### [Data entries]
══════

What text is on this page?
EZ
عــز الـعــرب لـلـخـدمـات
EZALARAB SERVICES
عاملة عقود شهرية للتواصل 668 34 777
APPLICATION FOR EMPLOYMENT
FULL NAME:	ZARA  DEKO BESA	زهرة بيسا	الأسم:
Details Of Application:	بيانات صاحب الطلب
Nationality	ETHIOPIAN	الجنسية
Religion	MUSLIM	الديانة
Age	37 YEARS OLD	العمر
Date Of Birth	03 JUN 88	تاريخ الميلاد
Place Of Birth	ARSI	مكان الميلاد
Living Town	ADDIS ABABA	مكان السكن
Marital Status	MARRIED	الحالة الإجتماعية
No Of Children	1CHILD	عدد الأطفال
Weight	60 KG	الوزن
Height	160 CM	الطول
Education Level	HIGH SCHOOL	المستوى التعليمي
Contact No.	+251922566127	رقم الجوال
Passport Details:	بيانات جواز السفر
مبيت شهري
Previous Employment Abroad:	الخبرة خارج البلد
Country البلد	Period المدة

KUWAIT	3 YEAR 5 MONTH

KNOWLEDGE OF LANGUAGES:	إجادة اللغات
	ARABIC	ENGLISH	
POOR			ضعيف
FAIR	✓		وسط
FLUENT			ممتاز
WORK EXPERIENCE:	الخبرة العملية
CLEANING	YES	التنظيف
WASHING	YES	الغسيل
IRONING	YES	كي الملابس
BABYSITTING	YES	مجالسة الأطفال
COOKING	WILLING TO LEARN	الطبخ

══════

### [Request]
Reproduce all of the material above word for word.

### [Output below]
What text is on this page?
EZ
عــز الـعــرب لـلـخـدمـات
EZALARAB SERVICES
عاملة عقود شهرية للتواصل 668 34 777
APPLICATION FOR EMPLOYMENT
FULL NAME:	ZARA  DEKO BESA	زهرة بيسا	الأسم:
Details Of Application:	بيانات صاحب الطلب
Nationality	ETHIOPIAN	الجنسية
Religion	MUSLIM	الديانة
Age	37 YEARS OLD	العمر
Date Of Birth	03 JUN 88	تاريخ الميلاد
Place Of Birth	ARSI	مكان الميلاد
Living Town	ADDIS ABABA	مكان السكن
Marital Status	MARRIED	الحالة الإجتماعية
No Of Children	1CHILD	عدد الأطفال
Weight	60 KG	الوزن
Height	160 CM	الطول
Education Level	HIGH SCHOOL	المستوى التعليمي
Contact No.	+251922566127	رقم الجوال
Passport Details:	بيانات جواز السفر
مبيت شهري
Previous Employment Abroad:	الخبرة خارج البلد
Country البلد	Period المدة

KUWAIT	3 YEAR 5 MONTH

KNOWLEDGE OF LANGUAGES:	إجادة اللغات
	ARABIC	ENGLISH	
POOR			ضعيف
FAIR	✓		وسط
FLUENT			ممتاز
WORK EXPERIENCE:	الخبرة العملية
CLEANING	YES	التنظيف
WASHING	YES	الغسيل
IRONING	YES	كي الملابس
BABYSITTING	YES	مجالسة الأطفال
COOKING	WILLING TO LEARN	الطبخ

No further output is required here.